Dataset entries
:::
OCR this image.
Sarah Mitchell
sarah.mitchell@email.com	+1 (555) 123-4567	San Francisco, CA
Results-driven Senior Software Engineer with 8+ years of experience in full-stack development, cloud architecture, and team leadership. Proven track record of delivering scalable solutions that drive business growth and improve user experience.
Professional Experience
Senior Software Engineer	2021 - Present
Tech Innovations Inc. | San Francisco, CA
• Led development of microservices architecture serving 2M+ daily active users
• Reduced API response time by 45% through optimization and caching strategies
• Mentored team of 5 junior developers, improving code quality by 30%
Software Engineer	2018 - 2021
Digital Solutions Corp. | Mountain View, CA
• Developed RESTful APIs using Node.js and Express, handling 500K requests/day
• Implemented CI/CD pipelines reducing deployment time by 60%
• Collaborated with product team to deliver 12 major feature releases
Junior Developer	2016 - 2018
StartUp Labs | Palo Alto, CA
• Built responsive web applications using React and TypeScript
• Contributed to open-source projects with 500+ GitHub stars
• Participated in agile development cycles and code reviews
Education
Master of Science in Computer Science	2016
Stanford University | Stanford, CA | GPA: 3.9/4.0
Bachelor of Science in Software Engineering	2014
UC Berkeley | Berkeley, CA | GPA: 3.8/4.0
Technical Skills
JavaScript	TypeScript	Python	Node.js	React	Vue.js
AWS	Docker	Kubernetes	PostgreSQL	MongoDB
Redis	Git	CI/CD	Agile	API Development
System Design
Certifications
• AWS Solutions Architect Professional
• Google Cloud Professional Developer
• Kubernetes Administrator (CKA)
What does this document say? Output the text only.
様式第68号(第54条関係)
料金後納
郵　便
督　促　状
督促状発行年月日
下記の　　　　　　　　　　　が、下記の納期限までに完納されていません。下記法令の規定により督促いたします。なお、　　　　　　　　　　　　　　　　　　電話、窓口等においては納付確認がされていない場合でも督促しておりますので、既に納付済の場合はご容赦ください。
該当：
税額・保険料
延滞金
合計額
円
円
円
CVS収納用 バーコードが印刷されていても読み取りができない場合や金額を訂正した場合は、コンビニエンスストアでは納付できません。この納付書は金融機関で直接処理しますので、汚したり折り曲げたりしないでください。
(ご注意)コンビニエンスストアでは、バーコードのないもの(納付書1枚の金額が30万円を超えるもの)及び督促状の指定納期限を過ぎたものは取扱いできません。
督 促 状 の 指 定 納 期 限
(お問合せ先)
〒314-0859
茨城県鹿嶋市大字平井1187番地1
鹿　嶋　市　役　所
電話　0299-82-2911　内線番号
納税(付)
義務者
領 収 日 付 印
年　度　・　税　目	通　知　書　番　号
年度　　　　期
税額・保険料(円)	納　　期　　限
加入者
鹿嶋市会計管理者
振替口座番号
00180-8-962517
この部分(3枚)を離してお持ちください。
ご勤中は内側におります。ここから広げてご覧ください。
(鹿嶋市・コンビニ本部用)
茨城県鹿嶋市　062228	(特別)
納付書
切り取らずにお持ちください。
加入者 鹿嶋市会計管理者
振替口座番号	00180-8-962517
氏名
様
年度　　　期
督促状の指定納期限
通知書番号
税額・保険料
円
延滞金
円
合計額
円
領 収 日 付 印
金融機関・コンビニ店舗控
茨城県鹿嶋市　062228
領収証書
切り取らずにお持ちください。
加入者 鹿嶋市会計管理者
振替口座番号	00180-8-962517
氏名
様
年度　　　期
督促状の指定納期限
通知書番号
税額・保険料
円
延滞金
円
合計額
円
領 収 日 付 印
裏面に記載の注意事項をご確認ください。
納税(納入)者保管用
:::
» Task to carry out: In the records above, how many lines include the string "TypeScript"? Answer with only the number.

» Expected output: 2